◆ Set exercise ◆
The answer is a single number: how many lines hold the string "screenshot".

[Dataset items]
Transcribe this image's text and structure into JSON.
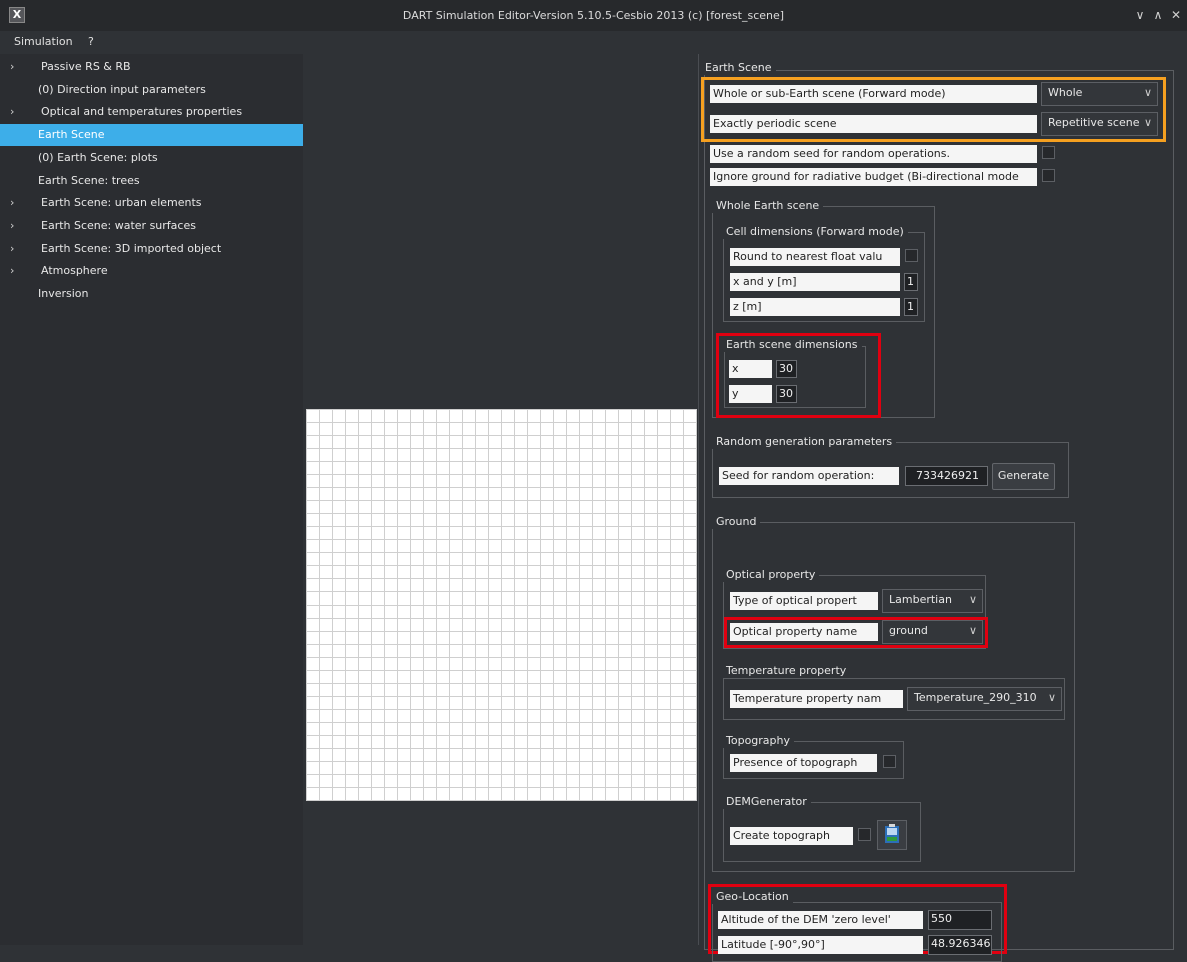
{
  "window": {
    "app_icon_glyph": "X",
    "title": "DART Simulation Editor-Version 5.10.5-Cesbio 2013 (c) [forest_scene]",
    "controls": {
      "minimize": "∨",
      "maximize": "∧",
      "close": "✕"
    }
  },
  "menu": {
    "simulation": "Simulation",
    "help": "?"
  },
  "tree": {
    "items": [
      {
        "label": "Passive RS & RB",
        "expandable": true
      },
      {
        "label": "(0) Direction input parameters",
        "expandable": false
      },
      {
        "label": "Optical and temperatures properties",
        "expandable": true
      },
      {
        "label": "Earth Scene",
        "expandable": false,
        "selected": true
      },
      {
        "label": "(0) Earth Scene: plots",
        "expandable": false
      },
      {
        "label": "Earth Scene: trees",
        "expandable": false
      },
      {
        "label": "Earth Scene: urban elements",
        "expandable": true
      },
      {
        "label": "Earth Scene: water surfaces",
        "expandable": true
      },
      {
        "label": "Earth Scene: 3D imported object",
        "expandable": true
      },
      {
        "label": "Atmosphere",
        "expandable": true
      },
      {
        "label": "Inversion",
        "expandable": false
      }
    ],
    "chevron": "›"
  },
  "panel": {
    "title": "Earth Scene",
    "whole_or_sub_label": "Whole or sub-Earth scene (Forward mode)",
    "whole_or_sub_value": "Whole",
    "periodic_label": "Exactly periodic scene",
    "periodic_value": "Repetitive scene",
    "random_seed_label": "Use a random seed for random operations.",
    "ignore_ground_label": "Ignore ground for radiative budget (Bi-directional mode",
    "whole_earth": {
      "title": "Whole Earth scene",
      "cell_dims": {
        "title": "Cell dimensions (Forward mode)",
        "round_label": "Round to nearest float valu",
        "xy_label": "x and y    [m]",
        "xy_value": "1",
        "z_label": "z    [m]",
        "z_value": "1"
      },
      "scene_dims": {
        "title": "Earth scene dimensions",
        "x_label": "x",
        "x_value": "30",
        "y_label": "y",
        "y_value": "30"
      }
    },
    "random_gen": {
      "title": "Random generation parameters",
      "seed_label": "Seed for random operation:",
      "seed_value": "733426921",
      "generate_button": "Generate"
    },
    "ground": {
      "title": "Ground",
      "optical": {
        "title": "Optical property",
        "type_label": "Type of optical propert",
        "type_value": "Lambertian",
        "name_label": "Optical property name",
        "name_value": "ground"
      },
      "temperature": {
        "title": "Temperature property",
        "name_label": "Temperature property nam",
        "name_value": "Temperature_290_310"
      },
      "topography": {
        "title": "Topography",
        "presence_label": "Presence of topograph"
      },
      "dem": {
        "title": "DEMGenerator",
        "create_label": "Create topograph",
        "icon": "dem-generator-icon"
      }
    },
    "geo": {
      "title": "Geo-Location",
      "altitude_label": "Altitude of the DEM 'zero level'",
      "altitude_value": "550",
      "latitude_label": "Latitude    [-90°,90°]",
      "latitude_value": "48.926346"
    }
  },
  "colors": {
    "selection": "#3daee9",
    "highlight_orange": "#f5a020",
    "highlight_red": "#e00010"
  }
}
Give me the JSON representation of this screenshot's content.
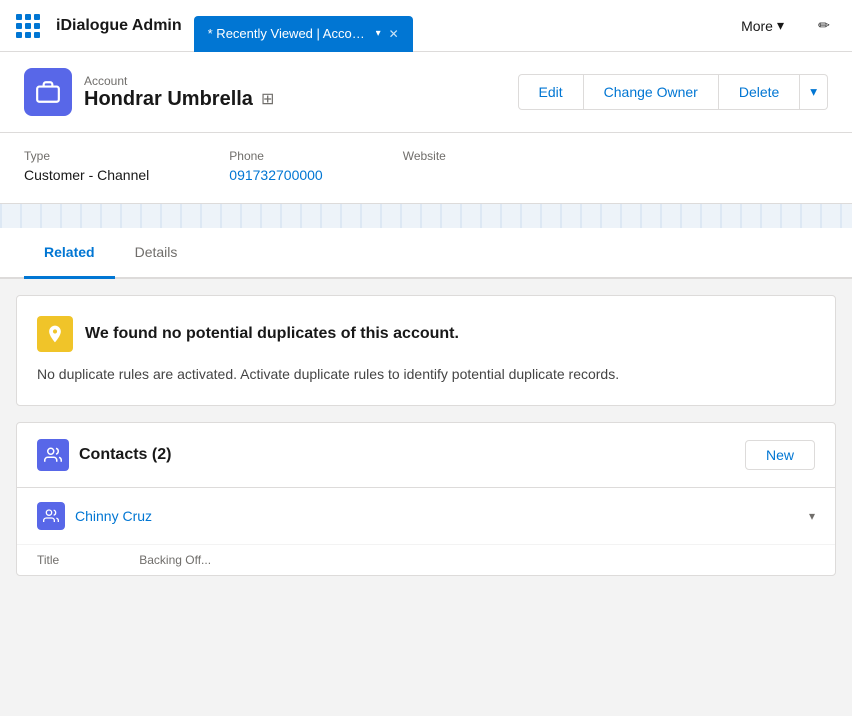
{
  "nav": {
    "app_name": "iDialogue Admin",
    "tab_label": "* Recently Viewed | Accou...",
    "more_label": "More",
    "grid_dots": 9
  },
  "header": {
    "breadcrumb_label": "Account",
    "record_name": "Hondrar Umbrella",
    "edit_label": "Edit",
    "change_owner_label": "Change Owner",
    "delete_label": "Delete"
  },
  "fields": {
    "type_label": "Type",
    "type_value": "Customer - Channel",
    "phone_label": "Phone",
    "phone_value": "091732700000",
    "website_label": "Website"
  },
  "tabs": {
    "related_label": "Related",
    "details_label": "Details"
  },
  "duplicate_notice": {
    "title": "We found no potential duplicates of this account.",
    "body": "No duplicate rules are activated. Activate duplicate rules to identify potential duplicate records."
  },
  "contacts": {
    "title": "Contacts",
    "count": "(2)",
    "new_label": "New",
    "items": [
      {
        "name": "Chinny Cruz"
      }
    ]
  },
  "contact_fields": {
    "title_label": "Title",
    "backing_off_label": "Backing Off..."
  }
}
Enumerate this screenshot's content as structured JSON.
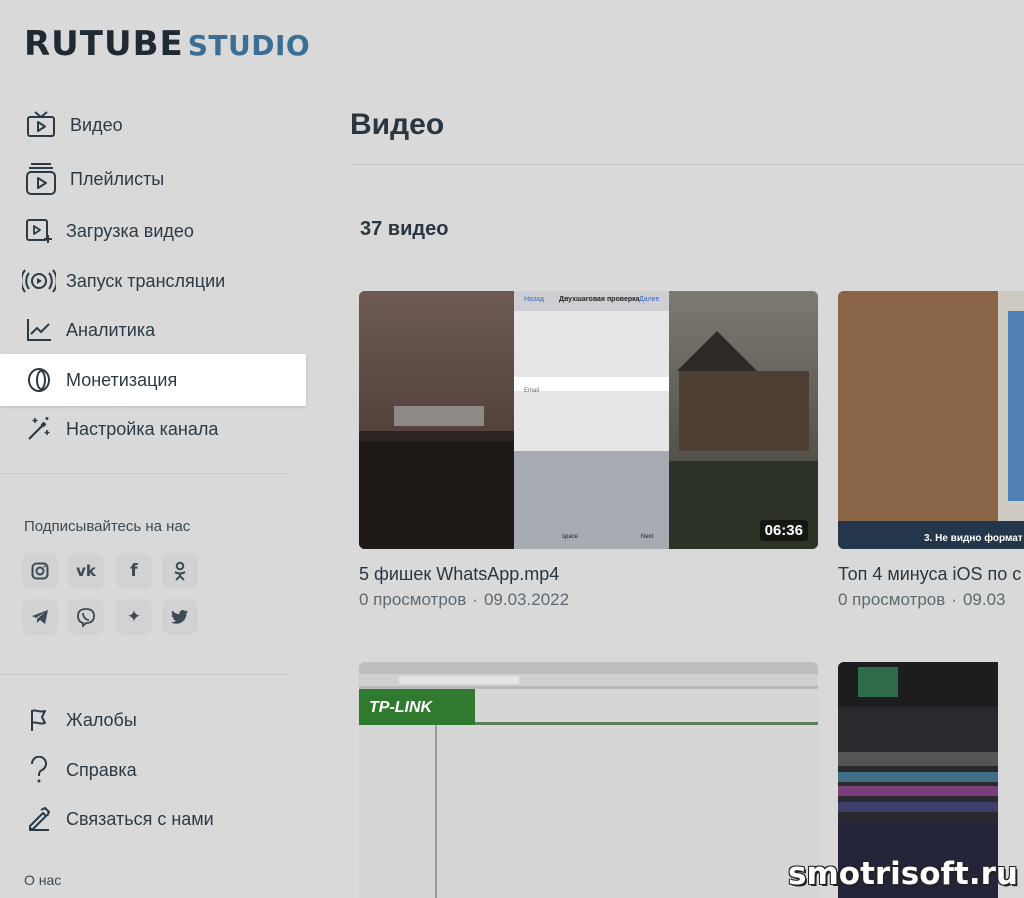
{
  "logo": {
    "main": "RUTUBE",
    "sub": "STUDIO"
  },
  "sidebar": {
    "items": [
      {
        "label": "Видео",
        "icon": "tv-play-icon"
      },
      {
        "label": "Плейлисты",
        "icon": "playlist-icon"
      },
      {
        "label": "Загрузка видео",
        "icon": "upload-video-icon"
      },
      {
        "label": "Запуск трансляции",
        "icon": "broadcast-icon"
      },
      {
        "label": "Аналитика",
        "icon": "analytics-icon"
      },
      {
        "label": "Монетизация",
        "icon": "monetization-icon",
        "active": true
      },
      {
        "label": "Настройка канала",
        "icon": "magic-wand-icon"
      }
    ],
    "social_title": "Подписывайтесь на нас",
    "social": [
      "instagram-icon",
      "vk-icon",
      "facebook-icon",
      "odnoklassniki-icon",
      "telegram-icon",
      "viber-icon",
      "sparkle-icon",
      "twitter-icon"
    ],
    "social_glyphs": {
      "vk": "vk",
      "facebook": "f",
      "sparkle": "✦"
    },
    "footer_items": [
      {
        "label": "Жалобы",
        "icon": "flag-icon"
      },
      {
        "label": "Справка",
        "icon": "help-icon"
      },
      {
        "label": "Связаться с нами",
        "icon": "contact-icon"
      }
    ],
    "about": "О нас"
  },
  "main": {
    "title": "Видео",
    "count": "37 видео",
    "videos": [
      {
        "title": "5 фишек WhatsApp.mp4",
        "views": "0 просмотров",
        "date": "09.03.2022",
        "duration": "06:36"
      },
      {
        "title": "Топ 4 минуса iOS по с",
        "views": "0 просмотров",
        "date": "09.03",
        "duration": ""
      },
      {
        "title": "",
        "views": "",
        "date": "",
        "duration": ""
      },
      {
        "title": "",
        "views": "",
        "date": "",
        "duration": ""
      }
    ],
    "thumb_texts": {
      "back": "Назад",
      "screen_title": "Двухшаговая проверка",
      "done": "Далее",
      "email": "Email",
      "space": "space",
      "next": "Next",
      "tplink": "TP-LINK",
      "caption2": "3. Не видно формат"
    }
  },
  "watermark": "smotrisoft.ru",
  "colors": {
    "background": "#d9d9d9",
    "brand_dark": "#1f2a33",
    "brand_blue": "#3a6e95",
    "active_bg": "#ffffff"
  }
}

◆ Answer to this task ◆
2